* Start Dataset records *

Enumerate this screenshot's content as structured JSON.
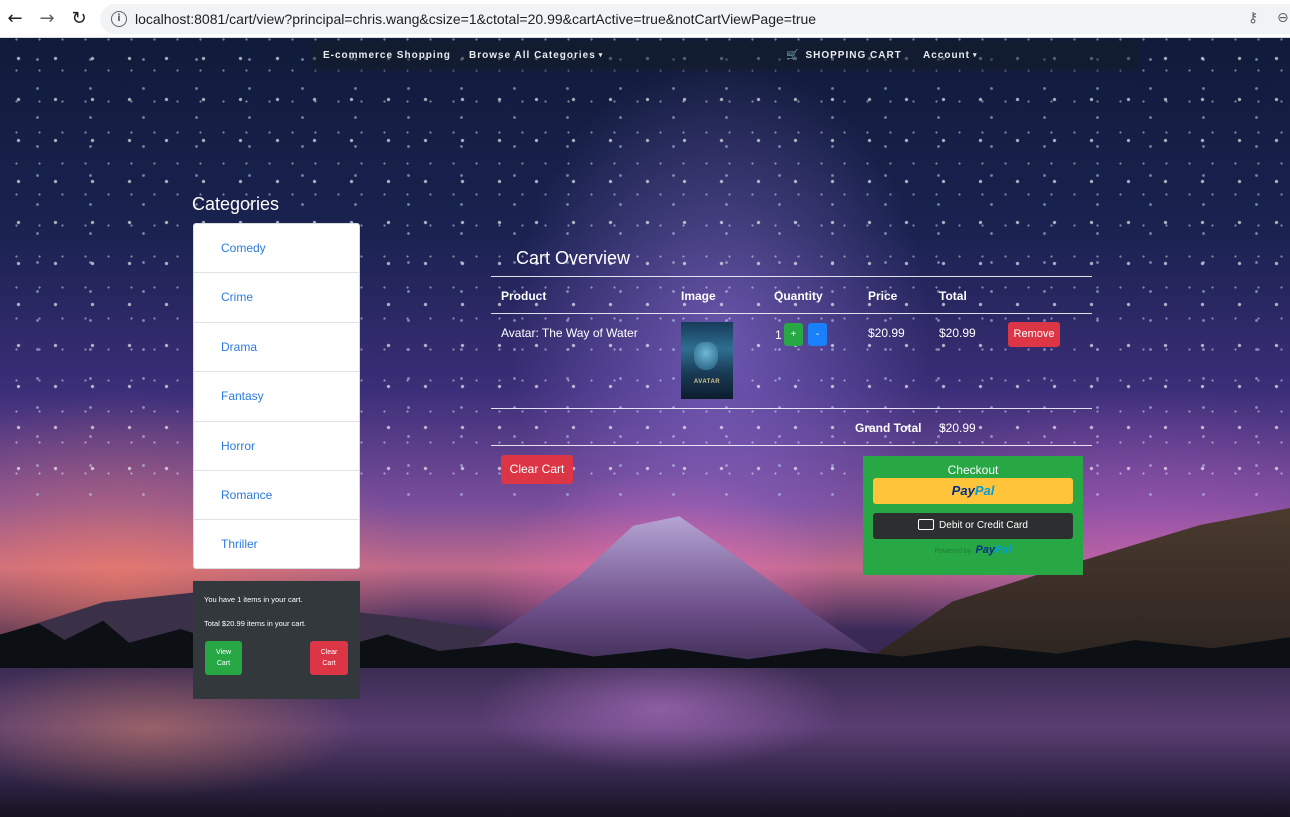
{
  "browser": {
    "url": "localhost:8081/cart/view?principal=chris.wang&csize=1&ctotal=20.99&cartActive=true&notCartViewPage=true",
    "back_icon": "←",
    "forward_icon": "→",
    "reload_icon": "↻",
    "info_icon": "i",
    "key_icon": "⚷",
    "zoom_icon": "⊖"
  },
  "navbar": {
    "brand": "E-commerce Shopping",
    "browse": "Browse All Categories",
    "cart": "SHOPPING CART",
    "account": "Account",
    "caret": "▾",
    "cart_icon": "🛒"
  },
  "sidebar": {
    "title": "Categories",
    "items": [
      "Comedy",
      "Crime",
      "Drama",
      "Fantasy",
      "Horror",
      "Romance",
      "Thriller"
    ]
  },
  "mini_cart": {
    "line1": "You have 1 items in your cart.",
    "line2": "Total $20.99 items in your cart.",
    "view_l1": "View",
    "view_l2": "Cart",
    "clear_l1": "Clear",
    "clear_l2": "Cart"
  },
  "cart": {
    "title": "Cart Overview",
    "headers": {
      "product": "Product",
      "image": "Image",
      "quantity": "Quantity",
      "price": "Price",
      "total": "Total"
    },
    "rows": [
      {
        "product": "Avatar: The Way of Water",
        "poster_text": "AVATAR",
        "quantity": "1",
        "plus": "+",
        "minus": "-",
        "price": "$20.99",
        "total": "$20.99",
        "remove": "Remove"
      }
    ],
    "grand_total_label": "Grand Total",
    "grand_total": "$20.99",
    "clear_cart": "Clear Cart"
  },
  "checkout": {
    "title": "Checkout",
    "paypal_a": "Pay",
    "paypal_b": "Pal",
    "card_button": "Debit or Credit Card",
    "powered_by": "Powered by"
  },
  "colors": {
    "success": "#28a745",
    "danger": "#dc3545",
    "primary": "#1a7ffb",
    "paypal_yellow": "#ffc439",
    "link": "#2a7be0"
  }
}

* End Dataset records *
* Start Dataset records *

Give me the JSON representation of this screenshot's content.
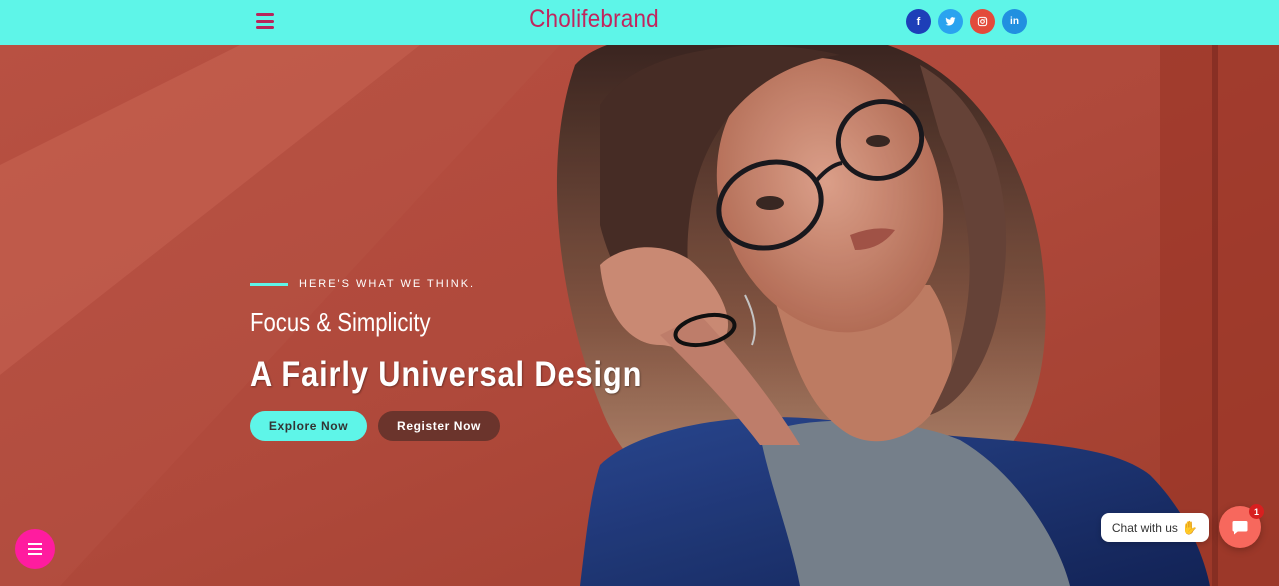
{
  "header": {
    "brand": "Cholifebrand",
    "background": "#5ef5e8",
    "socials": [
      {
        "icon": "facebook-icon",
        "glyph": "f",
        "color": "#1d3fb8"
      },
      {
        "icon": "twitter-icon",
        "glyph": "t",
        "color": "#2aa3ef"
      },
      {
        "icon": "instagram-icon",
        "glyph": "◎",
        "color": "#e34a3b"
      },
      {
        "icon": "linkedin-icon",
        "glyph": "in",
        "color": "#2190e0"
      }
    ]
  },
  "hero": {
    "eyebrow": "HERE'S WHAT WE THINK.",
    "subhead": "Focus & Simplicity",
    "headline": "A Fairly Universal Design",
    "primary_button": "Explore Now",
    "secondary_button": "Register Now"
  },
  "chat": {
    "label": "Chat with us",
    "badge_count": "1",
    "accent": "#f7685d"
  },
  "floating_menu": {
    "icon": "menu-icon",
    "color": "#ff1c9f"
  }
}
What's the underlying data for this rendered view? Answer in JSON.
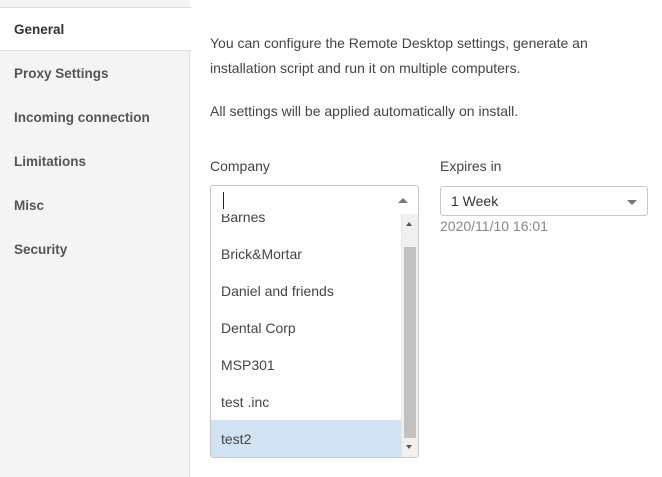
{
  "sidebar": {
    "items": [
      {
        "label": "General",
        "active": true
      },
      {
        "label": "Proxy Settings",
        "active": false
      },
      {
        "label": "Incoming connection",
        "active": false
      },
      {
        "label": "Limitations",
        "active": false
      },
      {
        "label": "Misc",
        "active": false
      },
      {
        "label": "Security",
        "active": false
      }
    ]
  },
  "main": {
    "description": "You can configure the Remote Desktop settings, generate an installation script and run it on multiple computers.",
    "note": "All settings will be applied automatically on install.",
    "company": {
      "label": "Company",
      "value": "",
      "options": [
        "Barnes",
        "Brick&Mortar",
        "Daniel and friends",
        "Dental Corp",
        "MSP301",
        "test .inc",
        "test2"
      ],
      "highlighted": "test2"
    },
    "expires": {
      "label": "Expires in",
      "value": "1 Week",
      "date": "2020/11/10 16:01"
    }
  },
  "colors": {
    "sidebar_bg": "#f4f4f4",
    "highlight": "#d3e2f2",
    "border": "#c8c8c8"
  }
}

* End Dataset records *
* Start Dataset records *

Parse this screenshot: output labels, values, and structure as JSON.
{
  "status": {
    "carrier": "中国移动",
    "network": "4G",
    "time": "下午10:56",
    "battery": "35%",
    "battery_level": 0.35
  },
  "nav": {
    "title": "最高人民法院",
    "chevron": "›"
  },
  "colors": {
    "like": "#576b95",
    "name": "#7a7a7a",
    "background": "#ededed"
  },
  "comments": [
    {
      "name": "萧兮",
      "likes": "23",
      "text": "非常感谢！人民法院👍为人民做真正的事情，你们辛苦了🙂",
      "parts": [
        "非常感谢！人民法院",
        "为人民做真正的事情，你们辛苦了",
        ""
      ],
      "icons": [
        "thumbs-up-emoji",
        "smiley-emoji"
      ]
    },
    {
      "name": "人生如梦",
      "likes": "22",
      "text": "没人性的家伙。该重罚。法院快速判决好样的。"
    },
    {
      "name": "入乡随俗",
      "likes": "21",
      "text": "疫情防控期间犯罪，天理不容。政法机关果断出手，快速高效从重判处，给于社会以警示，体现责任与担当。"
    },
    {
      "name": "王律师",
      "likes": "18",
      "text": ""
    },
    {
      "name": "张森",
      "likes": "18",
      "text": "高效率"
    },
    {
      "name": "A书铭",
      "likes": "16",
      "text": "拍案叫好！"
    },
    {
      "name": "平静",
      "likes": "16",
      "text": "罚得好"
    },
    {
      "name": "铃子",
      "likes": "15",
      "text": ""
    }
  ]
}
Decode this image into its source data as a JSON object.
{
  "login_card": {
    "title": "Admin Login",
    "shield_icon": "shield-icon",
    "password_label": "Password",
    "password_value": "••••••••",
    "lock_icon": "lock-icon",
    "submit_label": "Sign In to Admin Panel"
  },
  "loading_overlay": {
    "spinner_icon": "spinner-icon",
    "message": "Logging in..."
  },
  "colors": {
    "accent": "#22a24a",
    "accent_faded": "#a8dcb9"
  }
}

* End Dataset records *

__Written task__:
Identify each line in the records above that contains the word "title", and copy it out in full.

__Exercise result__:
    "title": "Categories",
    "title": "Cart Overview",
    "title": "Checkout",
    "title": "最高人民法院",
    "title": "Admin Login",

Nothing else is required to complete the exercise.